[Given instruction]
Copy the lines holding the word "image", all of them.

[Extracted records]
>> start
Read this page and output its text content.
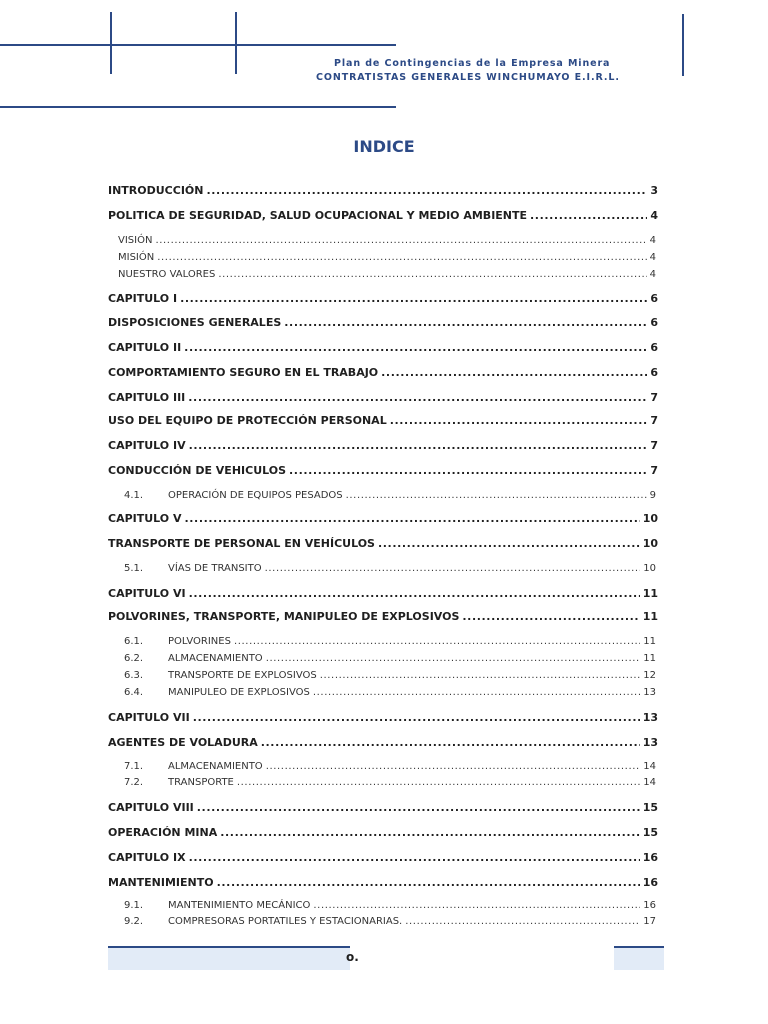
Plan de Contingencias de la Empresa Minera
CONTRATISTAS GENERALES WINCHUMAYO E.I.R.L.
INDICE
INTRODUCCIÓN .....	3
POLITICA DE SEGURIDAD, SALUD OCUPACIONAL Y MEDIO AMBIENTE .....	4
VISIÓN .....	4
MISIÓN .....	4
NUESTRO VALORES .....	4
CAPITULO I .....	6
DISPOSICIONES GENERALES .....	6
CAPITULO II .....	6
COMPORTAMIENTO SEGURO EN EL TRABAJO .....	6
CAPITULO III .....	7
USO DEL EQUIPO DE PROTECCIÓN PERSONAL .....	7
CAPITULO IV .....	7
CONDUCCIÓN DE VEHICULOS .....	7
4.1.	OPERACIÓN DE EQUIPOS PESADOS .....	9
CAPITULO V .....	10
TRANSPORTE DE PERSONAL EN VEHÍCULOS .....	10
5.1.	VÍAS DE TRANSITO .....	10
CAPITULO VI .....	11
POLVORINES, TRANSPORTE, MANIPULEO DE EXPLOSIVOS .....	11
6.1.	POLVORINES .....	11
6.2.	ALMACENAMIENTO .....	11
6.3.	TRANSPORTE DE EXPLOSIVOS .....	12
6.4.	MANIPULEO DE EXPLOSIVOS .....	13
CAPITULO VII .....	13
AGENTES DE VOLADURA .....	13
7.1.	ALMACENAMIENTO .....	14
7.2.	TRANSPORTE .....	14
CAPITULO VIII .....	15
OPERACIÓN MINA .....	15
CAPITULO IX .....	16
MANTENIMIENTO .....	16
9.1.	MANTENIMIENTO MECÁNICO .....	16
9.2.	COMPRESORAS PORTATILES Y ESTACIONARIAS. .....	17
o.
>> end
>> start
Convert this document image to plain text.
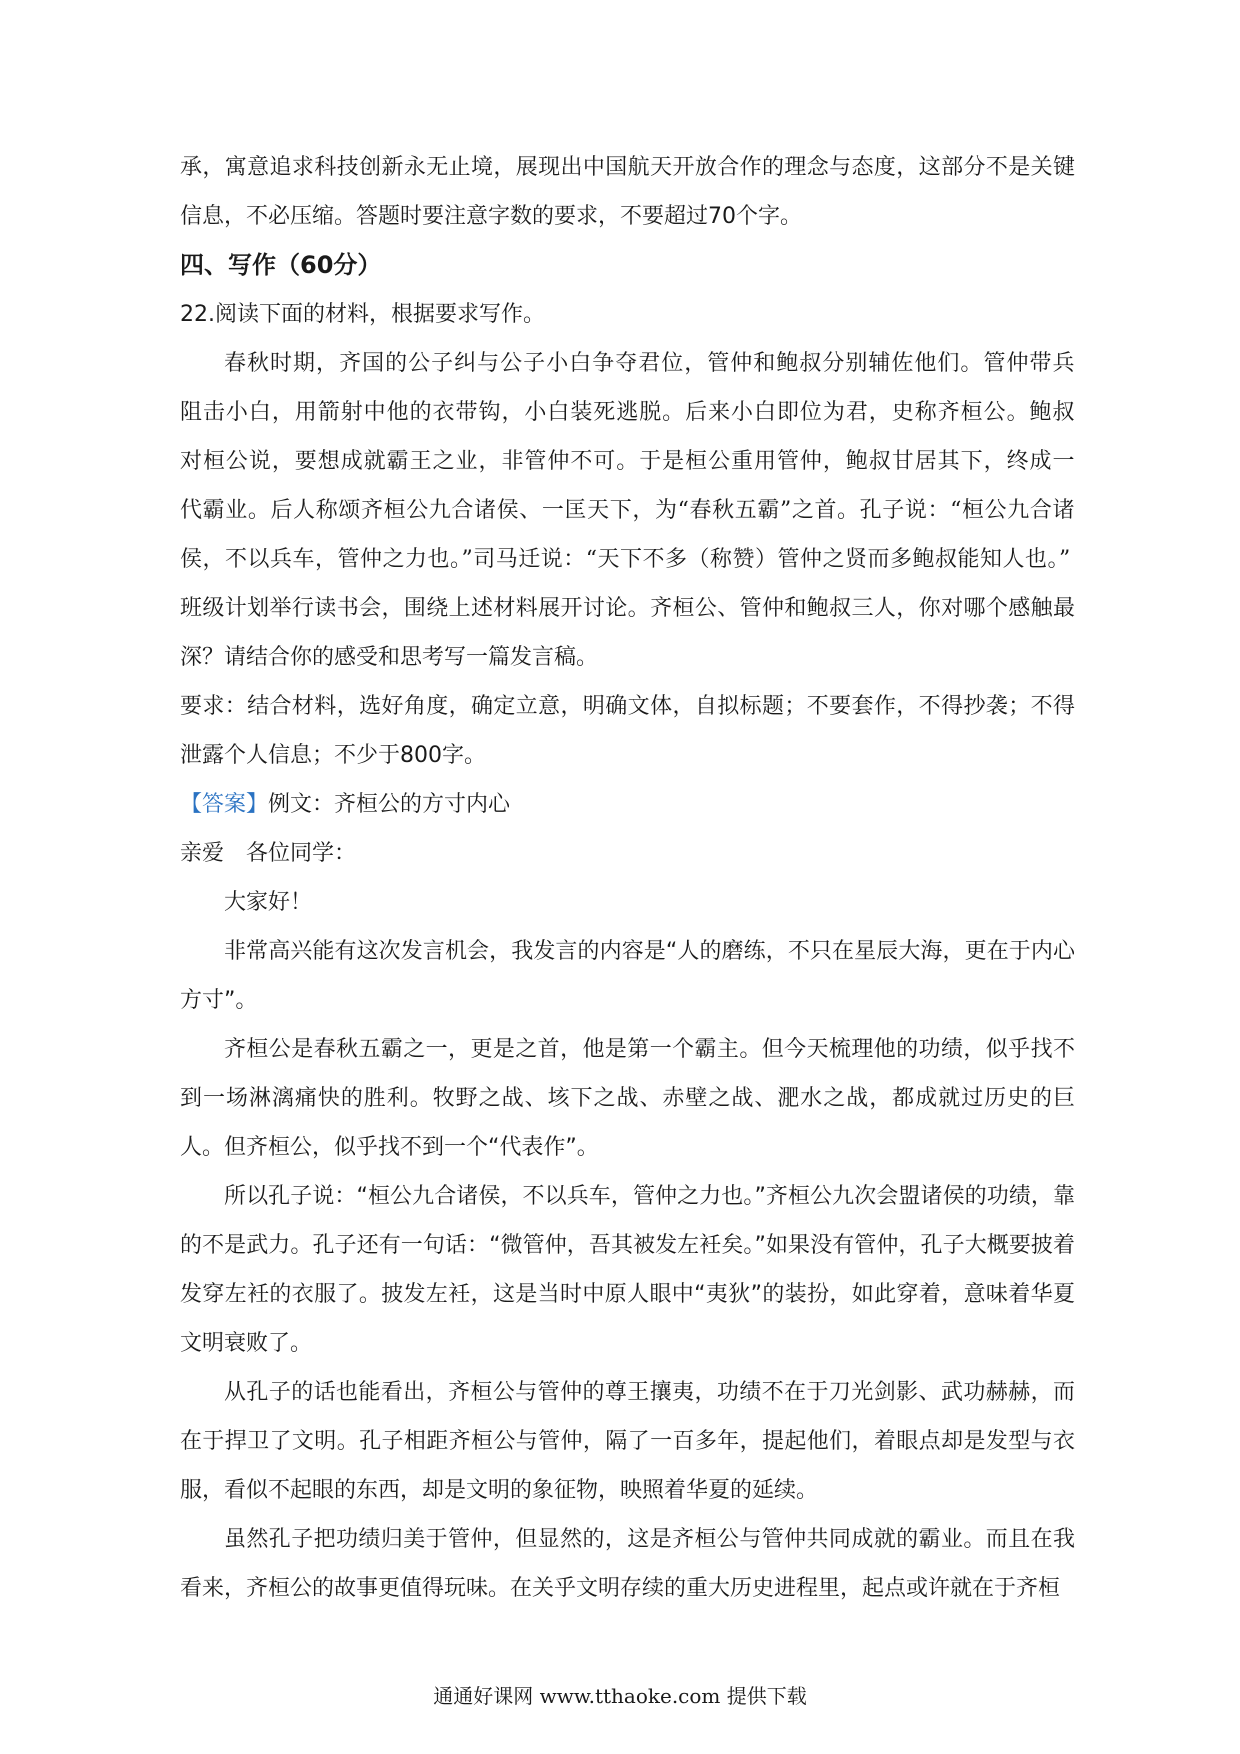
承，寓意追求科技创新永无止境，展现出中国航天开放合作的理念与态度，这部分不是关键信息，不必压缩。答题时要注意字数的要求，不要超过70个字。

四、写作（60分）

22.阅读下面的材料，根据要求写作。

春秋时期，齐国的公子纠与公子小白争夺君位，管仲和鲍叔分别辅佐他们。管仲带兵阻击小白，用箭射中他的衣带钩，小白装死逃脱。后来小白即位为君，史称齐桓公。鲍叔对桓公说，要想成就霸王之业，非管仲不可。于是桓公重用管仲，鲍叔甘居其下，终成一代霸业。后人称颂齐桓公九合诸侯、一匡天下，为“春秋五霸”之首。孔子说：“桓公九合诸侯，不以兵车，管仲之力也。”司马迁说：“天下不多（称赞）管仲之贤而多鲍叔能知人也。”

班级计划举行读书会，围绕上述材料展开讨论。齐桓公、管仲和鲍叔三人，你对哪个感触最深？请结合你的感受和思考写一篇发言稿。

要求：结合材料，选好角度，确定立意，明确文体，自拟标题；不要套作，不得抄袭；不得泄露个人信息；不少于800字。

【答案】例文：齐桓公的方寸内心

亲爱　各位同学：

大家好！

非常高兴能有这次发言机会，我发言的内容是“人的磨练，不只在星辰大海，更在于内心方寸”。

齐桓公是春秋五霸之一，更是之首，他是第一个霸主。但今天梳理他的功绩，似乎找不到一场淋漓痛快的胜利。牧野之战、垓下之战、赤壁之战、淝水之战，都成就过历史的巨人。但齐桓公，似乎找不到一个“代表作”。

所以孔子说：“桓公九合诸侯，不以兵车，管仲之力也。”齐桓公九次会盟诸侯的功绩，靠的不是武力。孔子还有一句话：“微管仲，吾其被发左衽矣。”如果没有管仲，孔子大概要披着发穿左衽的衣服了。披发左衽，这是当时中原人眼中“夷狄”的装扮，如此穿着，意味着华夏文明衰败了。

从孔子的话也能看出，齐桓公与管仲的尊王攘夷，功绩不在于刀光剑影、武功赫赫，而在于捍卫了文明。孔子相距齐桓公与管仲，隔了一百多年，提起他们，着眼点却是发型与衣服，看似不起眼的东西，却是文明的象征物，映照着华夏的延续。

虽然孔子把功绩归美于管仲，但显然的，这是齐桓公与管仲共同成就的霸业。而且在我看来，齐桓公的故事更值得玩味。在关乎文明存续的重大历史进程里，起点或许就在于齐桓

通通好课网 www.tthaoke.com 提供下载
>> end
>> start
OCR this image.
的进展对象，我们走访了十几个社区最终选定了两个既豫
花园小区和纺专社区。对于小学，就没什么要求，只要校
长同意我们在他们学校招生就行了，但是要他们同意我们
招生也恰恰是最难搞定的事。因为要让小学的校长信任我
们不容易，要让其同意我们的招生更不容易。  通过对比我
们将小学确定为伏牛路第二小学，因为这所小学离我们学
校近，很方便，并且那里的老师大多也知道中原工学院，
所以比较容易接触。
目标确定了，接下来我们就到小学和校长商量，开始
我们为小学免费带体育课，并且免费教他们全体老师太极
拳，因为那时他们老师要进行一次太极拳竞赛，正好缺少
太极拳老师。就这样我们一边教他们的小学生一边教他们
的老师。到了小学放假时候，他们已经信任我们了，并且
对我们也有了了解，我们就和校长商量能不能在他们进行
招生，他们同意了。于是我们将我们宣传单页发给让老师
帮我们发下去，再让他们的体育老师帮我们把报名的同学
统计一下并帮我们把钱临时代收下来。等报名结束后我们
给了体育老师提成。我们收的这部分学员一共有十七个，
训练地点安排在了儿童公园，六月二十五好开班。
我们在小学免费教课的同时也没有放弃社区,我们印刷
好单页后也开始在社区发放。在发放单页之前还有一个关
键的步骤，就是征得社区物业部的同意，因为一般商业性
>> end
[Result of this task]
Convert this document image to plain text.
OCR this image.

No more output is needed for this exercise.